▶ _Votre tâche_
Pouvez-vous prolonger le texte sur le désengagement israélien de Gaza à partir de sa dernière phrase ?

▶ _Texte fourni_
_ _ _ _ _

Il y a quelques jours même les moins religieux des Juifs du monde ont célébré le jour du Grand Pardon, Yom Kippour.



Ils ont prié à l’unisson pour qu’enfin, la paix s’installe, dans le monde et en Israël, entre Israéliens et Palestiniens, en espérant que le désengagement historique de Gaza en ait tracé la voie.

Le désengagement par Israël de Gaza et de quelques implantations de Cisjordanie a été relativement salué comme un pas important vers un avenir meilleur pour les deux peuples Israéliens et Palestiniens. Les optimistes y voient le début de réalisation de la naissance d’un Etat palestinien qui vivrait en paix avec son voisin israélien, les pessimistes n’y voient qu’un avatar de plus dans le jeu de dupe auquel se livreraient les états.

Pourtant la réalité est bien présente : les dirigeants israéliens ont tenu leurs engagements, les implantations ont été évacuées et le drapeau palestinien flotte sur Gaza et certains territoires Cisjordaniens.

Un phénomène important pour notre société du 21ème siècle s’est déroulé, en direct, sous le regard acéré des médias et n’a pas été mesuré à sa juste valeur : TSAHAL cette armée souvent décriée, trop souvent mise en concurrence avec de jeunes enfants institués soldats, a montré au monde qu’elle était pacifique.

Sa tâche ne fut pas aisée.

Israël avait pris, dans le respect des règles de la démocratie une décision politique d’évacuation des implantations , ce qui impliquait très clairement l’expulsion de parties de territoires sur lesquels étaient établis des citoyens israéliens.

Ces derniers, appelés « colons » par certains, animés de la farouche volonté de rester, ont fondé leur refus sur des bases politiques et sécuritaires mais également sur des bases religieuses et mythiques.

Lorsque l’on considère que l’Etat d’Israël est un état Juif, donc confessionnel, dont la constitution est une application contemporaine d’un texte révélé, l’argument religieux pourrait sembler incontournable.

Il faut alors considérer ce que le judaïsme a de profondément différent des autres religions révélées.

Pour les Juifs, Dieu a créé le monde, a donné à l’humanité la conscience et la responsabilité à travers la loi « noachique » et au peuple dit «élu» une loi encore plus particulière faite de contraintes, et de devoirs envers eux même et le reste de l’humanité.

Ce Dieu révélé, après avoir accompli son œuvre de création, l’a confié à l’Homme.

L’Homme a reçu pour mission de préserver cette création et de l’accomplir à son tour, avec tout le libre arbitre dont il dispose.

_ _ _ _ _

▶ _Données fournies_
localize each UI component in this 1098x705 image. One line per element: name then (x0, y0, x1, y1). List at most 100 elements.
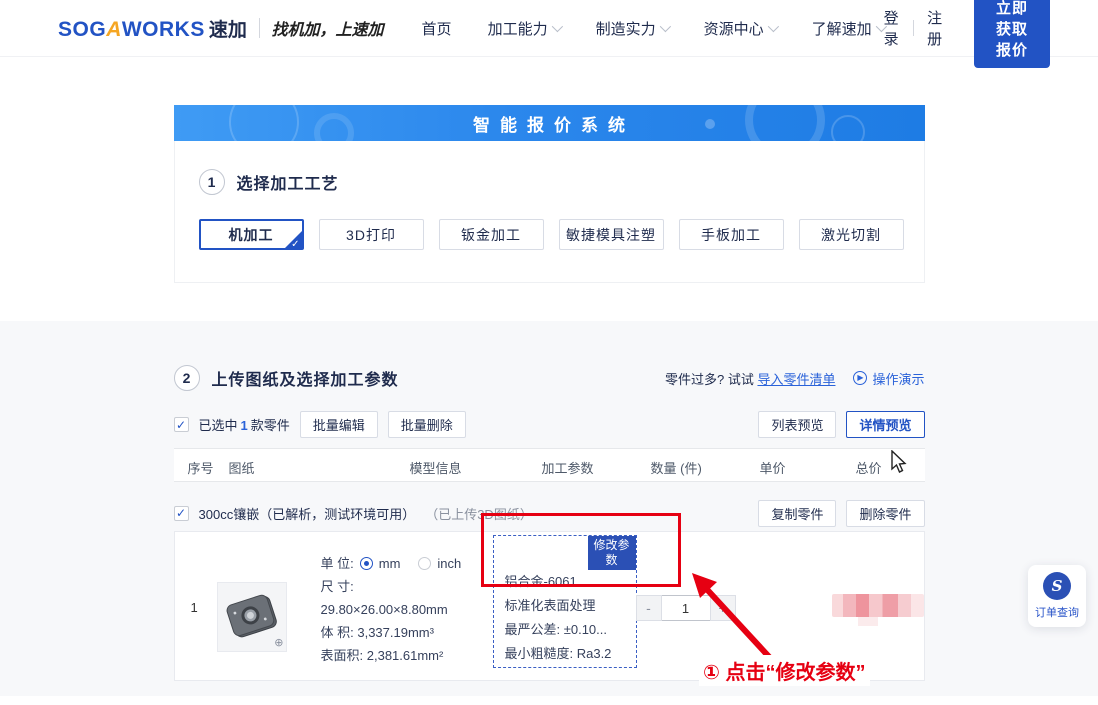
part-detail-card: 1 ⊕ (174, 531, 925, 681)
part-name: 300cc镶嵌（已解析，测试环境可用） (199, 504, 416, 523)
logo-text-right: WORKS (122, 18, 205, 42)
logo-text-left: SOG (58, 18, 106, 42)
magnifier-icon[interactable]: ⊕ (274, 636, 283, 649)
nav-about[interactable]: 了解速加 (812, 18, 884, 39)
step2-title: 上传图纸及选择加工参数 (212, 366, 399, 390)
header-right: 登录 注册 立即获取报价 (884, 0, 1050, 68)
tab-laser-cutting[interactable]: 激光切割 (799, 219, 904, 250)
tab-prototype[interactable]: 手板加工 (679, 219, 784, 250)
param-tolerance: 最严公差: ±0.10... (505, 618, 636, 642)
logo-divider (259, 18, 260, 38)
selected-count: 1 (238, 418, 251, 433)
param-finish: 标准化表面处理 (505, 594, 636, 618)
process-card: 1 选择加工工艺 机加工✓ 3D打印 钣金加工 敏捷模具注塑 手板加工 激光切割 (174, 141, 925, 283)
upload-section: 2 上传图纸及选择加工参数 零件过多? 试试 导入零件清单 ▶ 操作演示 ✓ 已 (0, 321, 1098, 696)
quantity-stepper: - + (636, 595, 736, 621)
selection-toolbar: ✓ 已选中1款零件 批量编辑 批量删除 列表预览 详情预览 (174, 411, 925, 438)
part-index: 1 (191, 600, 198, 615)
param-roughness: 最小粗糙度: Ra3.2 (505, 642, 636, 666)
nav-home[interactable]: 首页 (422, 18, 452, 39)
import-parts-link[interactable]: 导入零件清单 (757, 372, 835, 387)
demo-link[interactable]: ▶ 操作演示 (853, 369, 924, 388)
tab-3d-printing[interactable]: 3D打印 (319, 219, 424, 250)
col-unit-price: 单价 (760, 458, 786, 477)
unit-mm-label[interactable]: mm (379, 552, 401, 575)
price-redacted (832, 594, 924, 617)
page: SOGAWORKS 速加 找机加，上速加 首页 加工能力 制造实力 资源中心 了… (0, 0, 1098, 705)
banner-title: 智能报价系统 (463, 111, 635, 136)
process-tabs: 机加工✓ 3D打印 钣金加工 敏捷模具注塑 手板加工 激光切割 (199, 219, 924, 250)
logo[interactable]: SOGAWORKS 速加 (58, 15, 247, 42)
col-index: 序号 (188, 458, 214, 477)
area-line: 表面积: 2,381.61mm² (321, 644, 462, 667)
batch-delete-button[interactable]: 批量删除 (388, 411, 466, 438)
nav-capability[interactable]: 加工能力 (488, 18, 560, 39)
order-query-icon: S (1043, 572, 1071, 600)
top-navbar: SOGAWORKS 速加 找机加，上速加 首页 加工能力 制造实力 资源中心 了… (0, 0, 1098, 57)
part-row-header: ✓ 300cc镶嵌（已解析，测试环境可用） （已上传3D图纸） 复制零件 删除零… (174, 498, 925, 528)
unit-inch-radio[interactable] (418, 557, 431, 570)
step1-title: 选择加工工艺 (237, 170, 339, 194)
order-query-label: 订单查询 (1035, 604, 1079, 620)
delete-part-button[interactable]: 删除零件 (846, 500, 924, 527)
step1-header: 1 选择加工工艺 (175, 141, 924, 195)
step2-header: 2 上传图纸及选择加工参数 零件过多? 试试 导入零件清单 ▶ 操作演示 (174, 365, 925, 391)
step1-number: 1 (199, 169, 225, 195)
quote-banner: 智能报价系统 (174, 105, 925, 141)
part-thumbnail[interactable]: ⊕ (217, 582, 287, 652)
nav-strength[interactable]: 制造实力 (596, 18, 668, 39)
col-params: 加工参数 (542, 458, 594, 477)
chevron-down-icon (659, 21, 670, 32)
size-label: 尺 寸: (321, 575, 462, 598)
tab-rapid-molding[interactable]: 敏捷模具注塑 (559, 219, 664, 250)
unit-mm-radio[interactable] (360, 557, 373, 570)
play-icon: ▶ (853, 371, 867, 385)
qty-minus-button[interactable]: - (636, 595, 662, 621)
part-checkbox[interactable]: ✓ (174, 506, 189, 521)
banner-deco-circle (314, 113, 354, 141)
quote-section: 智能报价系统 1 选择加工工艺 机加工✓ 3D打印 钣金加工 敏捷模具注塑 手板… (0, 57, 1098, 321)
parts-table-header: 序号 图纸 模型信息 加工参数 数量 (件) 单价 总价 (174, 448, 925, 482)
detail-preview-button[interactable]: 详情预览 (846, 411, 924, 438)
volume-value: 3,337.19mm³ (357, 625, 434, 640)
area-value: 2,381.61mm² (367, 648, 444, 663)
tab-cnc-machining[interactable]: 机加工✓ (199, 219, 304, 250)
login-link[interactable]: 登录 (884, 7, 899, 49)
copy-part-button[interactable]: 复制零件 (758, 500, 836, 527)
step2-number: 2 (174, 365, 200, 391)
machining-params-panel: 修改参数 铝合金-6061 标准化表面处理 最严公差: ±0.10... 最小粗… (493, 535, 637, 668)
get-quote-button[interactable]: 立即获取报价 (974, 0, 1050, 68)
logo-cn: 速加 (209, 15, 247, 42)
too-many-parts-hint: 零件过多? 试试 (665, 372, 754, 387)
col-model: 模型信息 (410, 458, 462, 477)
banner-deco-circle (831, 115, 865, 141)
nav-resources[interactable]: 资源中心 (704, 18, 776, 39)
volume-line: 体 积: 3,337.19mm³ (321, 621, 462, 644)
logo-bolt-icon: A (106, 18, 122, 42)
tab-sheet-metal[interactable]: 钣金加工 (439, 219, 544, 250)
model-info: 单 位: mm inch 尺 寸: 29.80×26.00×8.80mm 体 积… (321, 552, 462, 667)
param-material: 铝合金-6061 (505, 570, 636, 594)
brand-tagline: 找机加，上速加 (272, 16, 384, 40)
col-drawing: 图纸 (229, 458, 255, 477)
register-link[interactable]: 注册 (927, 7, 942, 49)
col-quantity: 数量 (件) (651, 458, 702, 477)
qty-plus-button[interactable]: + (710, 595, 736, 621)
qty-input[interactable] (662, 595, 710, 621)
order-query-button[interactable]: S 订单查询 (1028, 565, 1086, 627)
banner-deco-dot (705, 119, 715, 129)
list-preview-button[interactable]: 列表预览 (758, 411, 836, 438)
modify-params-button[interactable]: 修改参数 (588, 536, 636, 570)
batch-edit-button[interactable]: 批量编辑 (300, 411, 378, 438)
banner-deco-circle (229, 105, 299, 141)
main-nav: 首页 加工能力 制造实力 资源中心 了解速加 (422, 18, 884, 39)
unit-inch-label[interactable]: inch (437, 552, 461, 575)
chevron-down-icon (551, 21, 562, 32)
size-value: 29.80×26.00×8.80mm (321, 598, 462, 621)
part-upload-status: （已上传3D图纸） (425, 504, 533, 523)
select-all-checkbox[interactable]: ✓ (174, 417, 189, 432)
chevron-down-icon (767, 21, 778, 32)
banner-deco-circle (745, 105, 825, 141)
selected-count-text: 已选中1款零件 (199, 415, 290, 434)
col-total-price: 总价 (856, 458, 882, 477)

_ _ _ _ _

▶ _Réponse à l'exercice_
Cette attitude a été illustrée par le comportement de l’armée d’Israël que d’aucuns ont fustigée, accusée des pires crimes, voire de pseudos massacres.

Cette armée populaire au sens strict du terme, puisque composée de chaque Israélien et Israélienne ayant à cœur de participer à la défense effective de son pays, allait se préparer pendant des semaines entières, à une répression pacifiste, dans le cadre de sa délicate mission d’expulsion.

Il s’agissait de remettre des ordres d’expulsion au besoin en évacuant « manu militari » des citoyens « agrippés » à leurs maisons, à leurs champs, à leurs fabriques, à leurs écoles, à leurs synagogues et qui avaient des arguments à opposer à leurs propres soldates et soldats.

Cette préparation s’est voulue essentiellement psychologique : des soldats sans armes, chargés d’accompagner ces colons, voire de les prendre dans leurs bras, avec douceur mais fermeté, tout en les réconfortant, en les écoutant sans jamais faiblir devant leur objectif qui était de réussir le processus d’évacuation.

Sur le terrain, cet incroyable scénario s’est déroulé au delà de toute attente, sans émotion contenue, avec des gestes de fraternité, le respect, la dignité.

Il n’y a eu ni gagnant ni perdant t les laïcs ne l’ont pas emporté sur les religieux comme l’a analysé Amos Oz.

Cela illustre les valeurs humaines du judaïsme et l’unité du peuple juif : des hommes et des femmes capables de se résigner dès lors que le klal » (collectivité) avait décidé.

Malgré les menaces politiques qui pèsent sur Israël, malgré le poids politique des partis religieux, malgré l’insécurité aux frontières, la raison, l’amour du prochain l’ont emporté.

Cet événement est la preuve que je judaïsme ne pourra jamais sombrer dans le fanatisme.

Tsahal, jeune armée stigmatisée, vilipendée, a prouvé que le cours du monde appartient bien aux hommes.

Et il faut que se soit Israël, Etat Juif, confessionnel qui donne, à travers sa jeune armée au monde cette leçon de pragmatisme et d’intelligence.

En nos temps troublés assiégés par un retour implacable du fanatisme religieux dans ce qu’il a de plus dévastateur, c’est cet Etat là et sa jeune armée qui ont donné l’exemple !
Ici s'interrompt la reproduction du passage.